-- START RECORDS SUPPLIED --

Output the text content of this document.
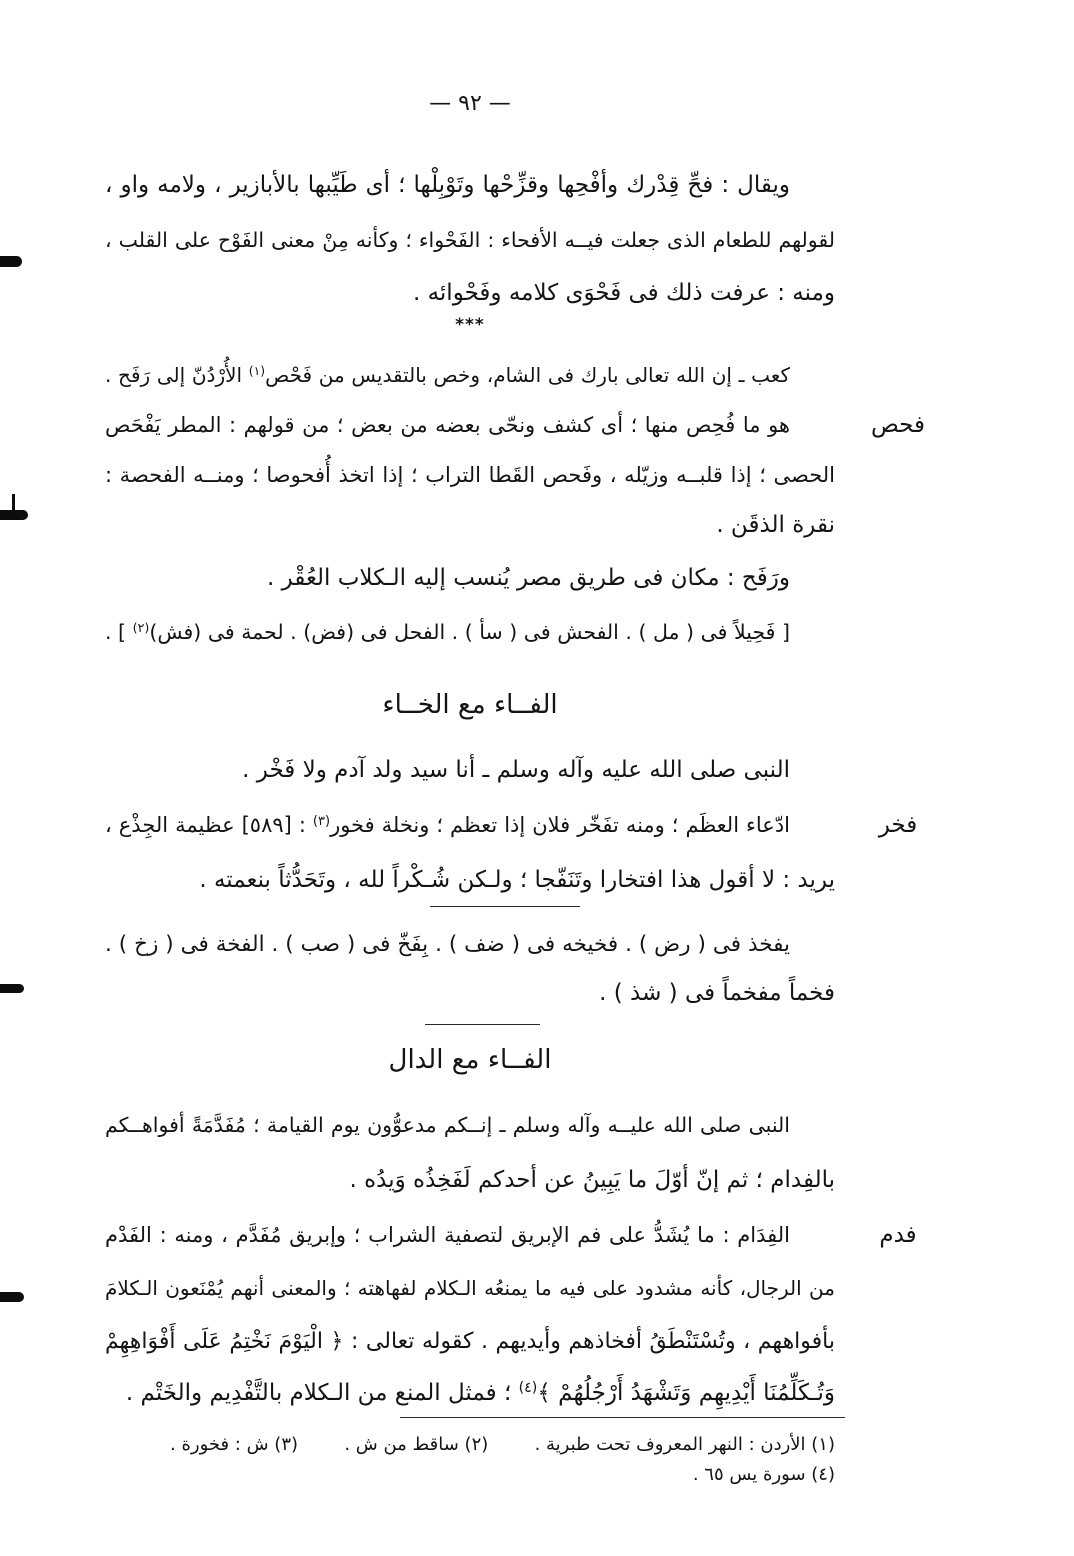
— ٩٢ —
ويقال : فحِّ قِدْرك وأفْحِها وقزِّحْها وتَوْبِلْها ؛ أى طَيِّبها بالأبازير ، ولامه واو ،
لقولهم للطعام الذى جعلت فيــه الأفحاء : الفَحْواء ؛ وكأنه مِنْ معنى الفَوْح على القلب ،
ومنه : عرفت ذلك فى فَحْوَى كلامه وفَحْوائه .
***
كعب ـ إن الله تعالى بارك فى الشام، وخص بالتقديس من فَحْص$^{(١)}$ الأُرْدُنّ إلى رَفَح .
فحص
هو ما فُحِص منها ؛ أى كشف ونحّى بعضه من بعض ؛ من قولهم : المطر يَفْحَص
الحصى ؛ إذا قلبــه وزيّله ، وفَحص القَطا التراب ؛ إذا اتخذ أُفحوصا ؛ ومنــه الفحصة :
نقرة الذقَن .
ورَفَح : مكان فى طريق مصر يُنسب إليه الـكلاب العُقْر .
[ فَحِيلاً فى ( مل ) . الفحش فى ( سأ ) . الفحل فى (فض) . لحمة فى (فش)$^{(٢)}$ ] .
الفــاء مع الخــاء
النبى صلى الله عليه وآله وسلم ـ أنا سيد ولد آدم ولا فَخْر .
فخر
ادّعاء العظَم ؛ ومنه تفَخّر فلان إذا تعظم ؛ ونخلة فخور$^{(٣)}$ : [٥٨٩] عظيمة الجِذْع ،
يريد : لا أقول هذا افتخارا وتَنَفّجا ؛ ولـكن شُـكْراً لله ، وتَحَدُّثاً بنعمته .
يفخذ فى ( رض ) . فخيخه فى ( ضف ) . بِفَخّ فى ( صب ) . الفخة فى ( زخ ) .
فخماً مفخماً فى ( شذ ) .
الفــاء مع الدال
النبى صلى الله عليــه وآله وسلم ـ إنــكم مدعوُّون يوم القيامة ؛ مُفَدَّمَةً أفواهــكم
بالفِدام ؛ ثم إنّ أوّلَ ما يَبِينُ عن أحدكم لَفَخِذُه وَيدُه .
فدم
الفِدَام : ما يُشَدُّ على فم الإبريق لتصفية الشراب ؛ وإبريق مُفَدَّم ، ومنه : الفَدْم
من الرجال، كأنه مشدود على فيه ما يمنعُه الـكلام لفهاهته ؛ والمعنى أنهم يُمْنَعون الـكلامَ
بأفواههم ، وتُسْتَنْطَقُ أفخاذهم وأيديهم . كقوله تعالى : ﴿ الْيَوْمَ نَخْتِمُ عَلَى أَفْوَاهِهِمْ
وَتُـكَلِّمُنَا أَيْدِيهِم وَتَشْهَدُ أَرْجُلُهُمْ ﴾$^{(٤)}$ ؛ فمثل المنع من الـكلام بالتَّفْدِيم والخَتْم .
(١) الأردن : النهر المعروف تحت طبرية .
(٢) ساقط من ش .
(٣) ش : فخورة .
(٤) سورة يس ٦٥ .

-- END RECORDS SUPPLIED --

**PROBLEM TO SOLVE**
Establish how many lines of the material above hold the word "تعالى". Nothing but the count should be returned.

**RESPONSE**
2